HOW TO COMPLETE THIS TASK - Examine each line of the data. Copy the line if it includes the word "form".

── RECORD SET

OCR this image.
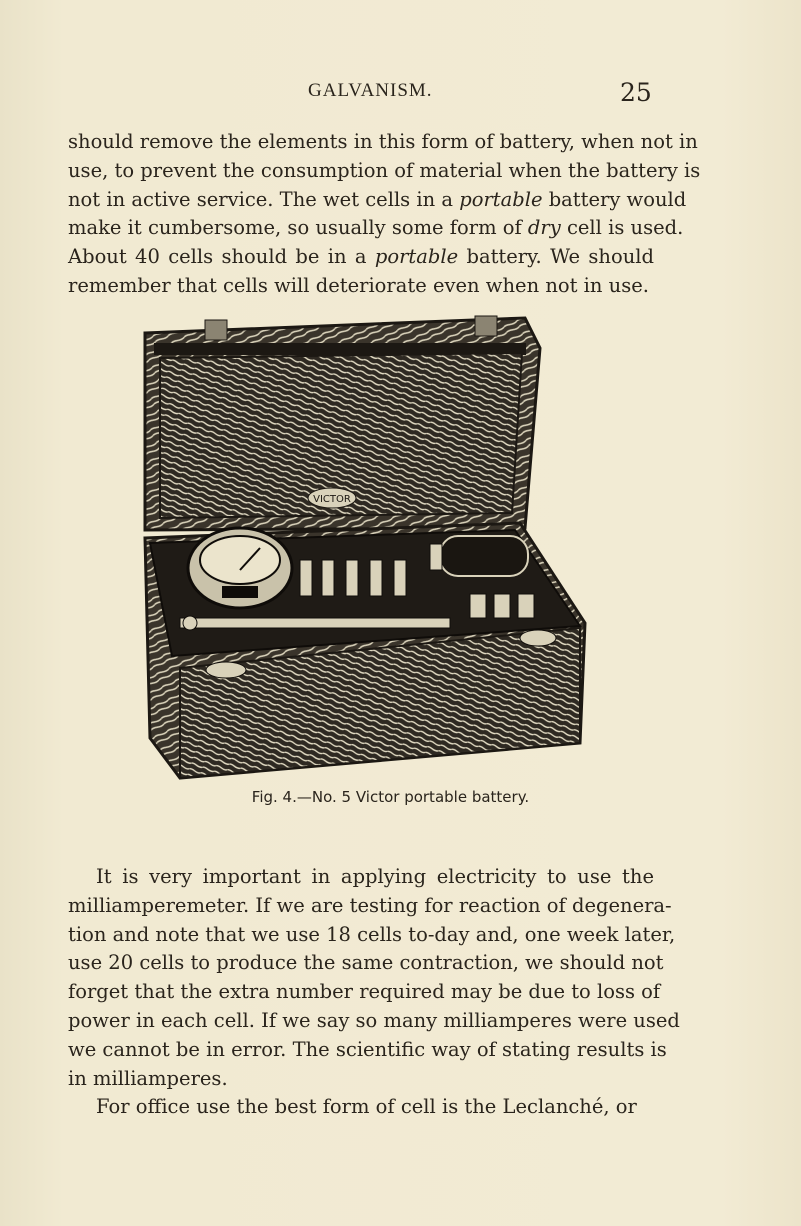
GALVANISM.	25
should remove the elements in this form of battery, when not in
use, to prevent the consumption of material when the battery is
not in active service. The wet cells in a portable battery would
make it cumbersome, so usually some form of dry cell is used.
About 40 cells should be in a portable battery. We should
remember that cells will deteriorate even when not in use.
VICTOR
Fig. 4.—No. 5 Victor portable battery.
It is very important in applying electricity to use the
milliamperemeter. If we are testing for reaction of degenera-
tion and note that we use 18 cells to-day and, one week later,
use 20 cells to produce the same contraction, we should not
forget that the extra number required may be due to loss of
power in each cell. If we say so many milliamperes were used
we cannot be in error. The scientific way of stating results is
in milliamperes.
For office use the best form of cell is the Leclanché, or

────

RESPONSE -
should remove the elements in this form of battery, when not in
make it cumbersome, so usually some form of dry cell is used.
For office use the best form of cell is the Leclanché, or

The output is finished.